> Goal of the exercise
Copy all lines below containing "kolesce".

##############################

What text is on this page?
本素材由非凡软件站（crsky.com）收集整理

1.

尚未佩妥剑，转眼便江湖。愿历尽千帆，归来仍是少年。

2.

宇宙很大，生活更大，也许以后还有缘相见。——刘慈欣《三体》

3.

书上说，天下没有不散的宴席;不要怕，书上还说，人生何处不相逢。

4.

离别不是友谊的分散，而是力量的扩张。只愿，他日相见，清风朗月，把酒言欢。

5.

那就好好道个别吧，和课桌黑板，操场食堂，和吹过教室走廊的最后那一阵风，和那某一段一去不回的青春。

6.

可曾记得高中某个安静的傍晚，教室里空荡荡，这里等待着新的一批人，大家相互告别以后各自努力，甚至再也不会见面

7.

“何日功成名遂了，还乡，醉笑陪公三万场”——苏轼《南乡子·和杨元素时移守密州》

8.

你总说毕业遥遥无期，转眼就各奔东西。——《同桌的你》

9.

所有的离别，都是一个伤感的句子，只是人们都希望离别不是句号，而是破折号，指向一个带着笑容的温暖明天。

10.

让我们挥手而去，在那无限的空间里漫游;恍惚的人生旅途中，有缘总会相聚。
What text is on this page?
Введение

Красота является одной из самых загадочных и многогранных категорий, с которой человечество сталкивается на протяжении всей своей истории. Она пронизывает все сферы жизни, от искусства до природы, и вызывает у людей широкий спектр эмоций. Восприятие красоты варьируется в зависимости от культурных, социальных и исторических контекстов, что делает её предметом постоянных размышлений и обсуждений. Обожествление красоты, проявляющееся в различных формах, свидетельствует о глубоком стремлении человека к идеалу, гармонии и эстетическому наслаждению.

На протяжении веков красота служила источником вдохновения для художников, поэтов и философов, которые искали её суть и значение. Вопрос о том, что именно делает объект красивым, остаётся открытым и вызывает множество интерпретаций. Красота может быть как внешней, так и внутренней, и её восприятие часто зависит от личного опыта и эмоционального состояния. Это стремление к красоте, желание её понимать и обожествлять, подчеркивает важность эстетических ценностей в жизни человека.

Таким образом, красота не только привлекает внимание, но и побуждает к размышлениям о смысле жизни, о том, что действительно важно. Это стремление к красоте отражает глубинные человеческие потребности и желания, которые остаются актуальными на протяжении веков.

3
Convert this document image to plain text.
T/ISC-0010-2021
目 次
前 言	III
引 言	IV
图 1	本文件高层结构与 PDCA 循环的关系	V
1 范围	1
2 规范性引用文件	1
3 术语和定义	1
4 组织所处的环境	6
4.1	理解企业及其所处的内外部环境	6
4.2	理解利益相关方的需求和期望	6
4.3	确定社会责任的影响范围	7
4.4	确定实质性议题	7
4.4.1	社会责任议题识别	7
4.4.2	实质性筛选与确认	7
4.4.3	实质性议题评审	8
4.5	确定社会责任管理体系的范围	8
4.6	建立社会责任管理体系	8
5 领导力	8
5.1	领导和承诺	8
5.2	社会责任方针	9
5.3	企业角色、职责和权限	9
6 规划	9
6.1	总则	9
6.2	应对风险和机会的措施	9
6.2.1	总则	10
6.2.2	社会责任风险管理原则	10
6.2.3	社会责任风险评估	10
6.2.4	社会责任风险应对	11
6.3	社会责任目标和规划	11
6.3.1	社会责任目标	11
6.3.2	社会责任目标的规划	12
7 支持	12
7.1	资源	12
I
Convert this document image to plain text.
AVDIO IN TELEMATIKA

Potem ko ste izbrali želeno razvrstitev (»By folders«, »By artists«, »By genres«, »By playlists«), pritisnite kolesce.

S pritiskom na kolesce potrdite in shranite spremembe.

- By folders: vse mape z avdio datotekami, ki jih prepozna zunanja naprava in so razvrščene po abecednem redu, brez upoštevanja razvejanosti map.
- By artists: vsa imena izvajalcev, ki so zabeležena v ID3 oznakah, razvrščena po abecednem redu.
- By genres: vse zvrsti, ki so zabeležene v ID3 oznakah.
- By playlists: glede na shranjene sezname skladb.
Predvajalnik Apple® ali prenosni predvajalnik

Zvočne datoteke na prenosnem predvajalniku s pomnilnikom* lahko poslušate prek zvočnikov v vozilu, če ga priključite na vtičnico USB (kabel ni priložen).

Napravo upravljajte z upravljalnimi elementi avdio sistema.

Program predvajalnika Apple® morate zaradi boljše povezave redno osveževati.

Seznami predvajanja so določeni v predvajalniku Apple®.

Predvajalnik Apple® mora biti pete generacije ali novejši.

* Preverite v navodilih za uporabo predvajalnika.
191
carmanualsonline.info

##############################

> Solution
Potem ko ste izbrali želeno razvrstitev (»By folders«, »By artists«, »By genres«, »By playlists«), pritisnite kolesce.
S pritiskom na kolesce potrdite in shranite spremembe.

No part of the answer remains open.